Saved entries
— start —

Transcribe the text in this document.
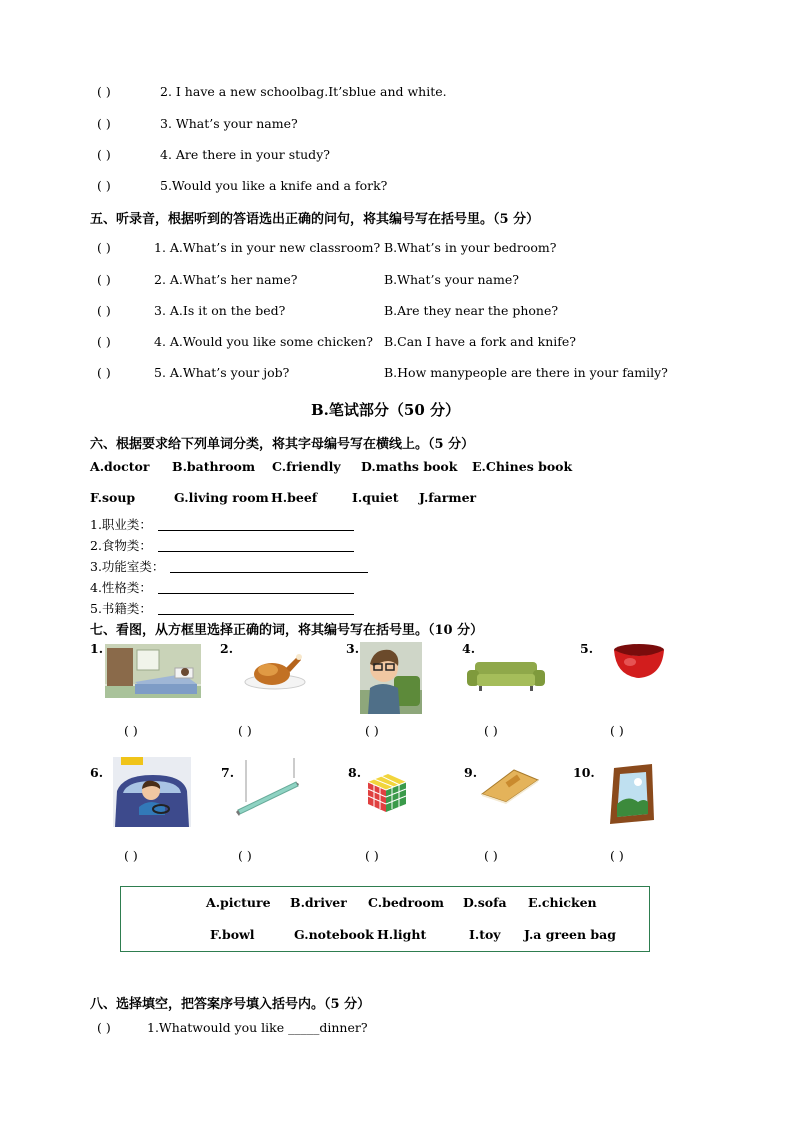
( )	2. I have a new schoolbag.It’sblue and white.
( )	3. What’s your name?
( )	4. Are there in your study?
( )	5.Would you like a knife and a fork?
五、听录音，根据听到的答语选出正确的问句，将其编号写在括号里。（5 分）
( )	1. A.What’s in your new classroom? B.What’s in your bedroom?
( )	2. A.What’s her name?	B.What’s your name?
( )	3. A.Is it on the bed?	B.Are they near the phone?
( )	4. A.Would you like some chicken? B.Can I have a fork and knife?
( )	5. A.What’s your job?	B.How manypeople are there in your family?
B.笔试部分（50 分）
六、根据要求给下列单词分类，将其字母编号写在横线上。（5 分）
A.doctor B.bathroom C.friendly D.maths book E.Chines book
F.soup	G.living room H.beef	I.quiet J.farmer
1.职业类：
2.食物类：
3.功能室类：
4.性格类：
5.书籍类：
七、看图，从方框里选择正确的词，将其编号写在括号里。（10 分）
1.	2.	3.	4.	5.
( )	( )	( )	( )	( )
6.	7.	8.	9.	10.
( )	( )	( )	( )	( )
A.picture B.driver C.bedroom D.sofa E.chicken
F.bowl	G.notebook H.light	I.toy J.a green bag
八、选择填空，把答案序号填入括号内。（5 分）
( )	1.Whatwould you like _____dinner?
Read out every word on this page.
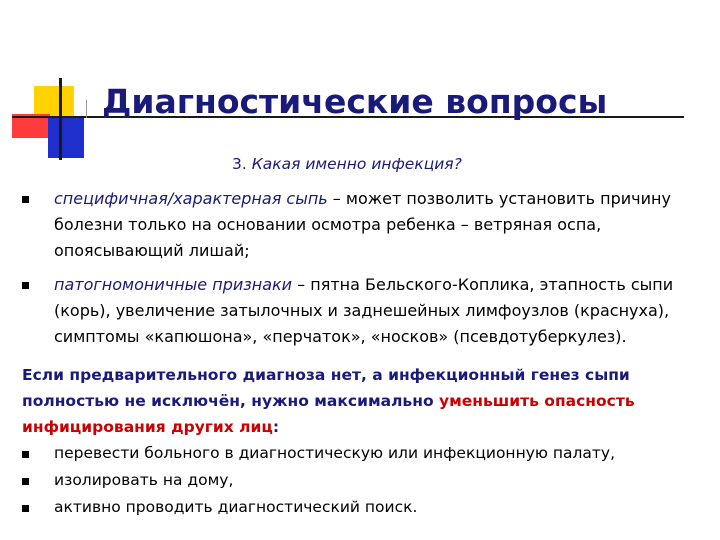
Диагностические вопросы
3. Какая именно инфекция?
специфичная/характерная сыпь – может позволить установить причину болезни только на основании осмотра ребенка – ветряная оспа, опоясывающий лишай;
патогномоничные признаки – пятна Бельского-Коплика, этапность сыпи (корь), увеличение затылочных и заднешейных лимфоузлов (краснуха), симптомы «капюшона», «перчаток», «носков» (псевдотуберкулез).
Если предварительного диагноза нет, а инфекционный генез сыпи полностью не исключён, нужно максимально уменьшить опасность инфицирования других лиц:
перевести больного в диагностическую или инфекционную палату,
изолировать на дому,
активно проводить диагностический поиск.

— end —

WRITTEN EXERCISE
Identify the lines that contain the string "bedroom", and copy every one of them.

RESPONSE TO THIS TASK
( )	1. A.What’s in your new classroom? B.What’s in your bedroom?
A.picture B.driver C.bedroom D.sofa E.chicken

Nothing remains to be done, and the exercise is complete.